▶ **DIRECTION**
Reproduce exactly the lines from the line containing "What data populates" through the end of the records below, including both ends, and nothing else.

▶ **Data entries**
========================================================================

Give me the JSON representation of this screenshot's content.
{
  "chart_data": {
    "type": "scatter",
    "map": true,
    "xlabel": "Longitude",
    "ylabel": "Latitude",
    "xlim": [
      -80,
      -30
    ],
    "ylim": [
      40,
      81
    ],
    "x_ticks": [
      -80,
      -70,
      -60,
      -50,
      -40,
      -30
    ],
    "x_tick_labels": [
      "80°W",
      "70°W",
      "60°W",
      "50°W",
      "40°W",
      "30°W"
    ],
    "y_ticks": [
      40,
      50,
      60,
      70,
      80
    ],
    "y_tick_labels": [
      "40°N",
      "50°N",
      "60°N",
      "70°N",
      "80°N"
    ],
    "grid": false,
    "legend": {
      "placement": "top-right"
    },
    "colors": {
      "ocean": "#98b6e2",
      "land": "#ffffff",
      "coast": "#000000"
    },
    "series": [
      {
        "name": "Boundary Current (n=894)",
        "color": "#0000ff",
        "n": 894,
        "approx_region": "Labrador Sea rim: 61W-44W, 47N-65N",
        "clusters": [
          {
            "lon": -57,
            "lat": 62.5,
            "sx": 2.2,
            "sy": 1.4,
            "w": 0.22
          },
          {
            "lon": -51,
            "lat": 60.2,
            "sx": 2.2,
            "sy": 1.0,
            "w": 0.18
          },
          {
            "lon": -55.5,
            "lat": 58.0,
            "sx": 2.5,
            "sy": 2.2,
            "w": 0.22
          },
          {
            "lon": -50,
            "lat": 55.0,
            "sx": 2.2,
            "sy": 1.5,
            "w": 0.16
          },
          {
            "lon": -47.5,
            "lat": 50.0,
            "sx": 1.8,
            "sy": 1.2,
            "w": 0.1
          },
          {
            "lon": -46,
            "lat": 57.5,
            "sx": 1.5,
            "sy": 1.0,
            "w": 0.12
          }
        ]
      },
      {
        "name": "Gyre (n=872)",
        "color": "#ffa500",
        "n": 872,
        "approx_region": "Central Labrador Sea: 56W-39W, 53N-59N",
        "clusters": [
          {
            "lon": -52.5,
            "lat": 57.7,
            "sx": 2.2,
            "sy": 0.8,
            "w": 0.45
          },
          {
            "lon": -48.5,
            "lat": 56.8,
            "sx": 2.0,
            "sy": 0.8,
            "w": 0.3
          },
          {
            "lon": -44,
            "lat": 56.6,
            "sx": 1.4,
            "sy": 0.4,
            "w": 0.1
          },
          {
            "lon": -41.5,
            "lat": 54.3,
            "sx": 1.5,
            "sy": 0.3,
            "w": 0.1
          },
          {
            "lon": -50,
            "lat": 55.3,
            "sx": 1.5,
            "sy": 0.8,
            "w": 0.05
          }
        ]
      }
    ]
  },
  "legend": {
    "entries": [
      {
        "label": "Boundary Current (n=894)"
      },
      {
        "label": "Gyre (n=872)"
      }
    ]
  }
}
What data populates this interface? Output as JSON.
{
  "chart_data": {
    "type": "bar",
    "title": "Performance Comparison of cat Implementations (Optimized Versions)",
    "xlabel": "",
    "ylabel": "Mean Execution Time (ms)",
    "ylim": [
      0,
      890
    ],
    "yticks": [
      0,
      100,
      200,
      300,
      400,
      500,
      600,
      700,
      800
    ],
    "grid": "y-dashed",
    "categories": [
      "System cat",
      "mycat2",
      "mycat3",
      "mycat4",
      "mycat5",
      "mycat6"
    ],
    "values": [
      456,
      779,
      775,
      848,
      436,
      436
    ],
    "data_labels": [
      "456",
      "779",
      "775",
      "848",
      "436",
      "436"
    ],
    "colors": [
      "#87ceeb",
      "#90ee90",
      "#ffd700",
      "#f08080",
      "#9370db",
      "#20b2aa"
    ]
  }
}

========================================================================

▶ **EXERCISE RESPONSE**
What data populates this interface? Output as JSON.
{
  "chart_data": {
    "type": "bar",
    "title": "Performance Comparison of cat Implementations (Optimized Versions)",
    "xlabel": "",
    "ylabel": "Mean Execution Time (ms)",
    "ylim": [
      0,
      890
    ],
    "yticks": [
      0,
      100,
      200,
      300,
      400,
      500,
      600,
      700,
      800
    ],
    "grid": "y-dashed",
    "categories": [
      "System cat",
      "mycat2",
      "mycat3",
      "mycat4",
      "mycat5",
      "mycat6"
    ],
    "values": [
      456,
      779,
      775,
      848,
      436,
      436
    ],
    "data_labels": [
      "456",
      "779",
      "775",
      "848",
      "436",
      "436"
    ],
    "colors": [
      "#87ceeb",
      "#90ee90",
      "#ffd700",
      "#f08080",
      "#9370db",
      "#20b2aa"
    ]
  }
}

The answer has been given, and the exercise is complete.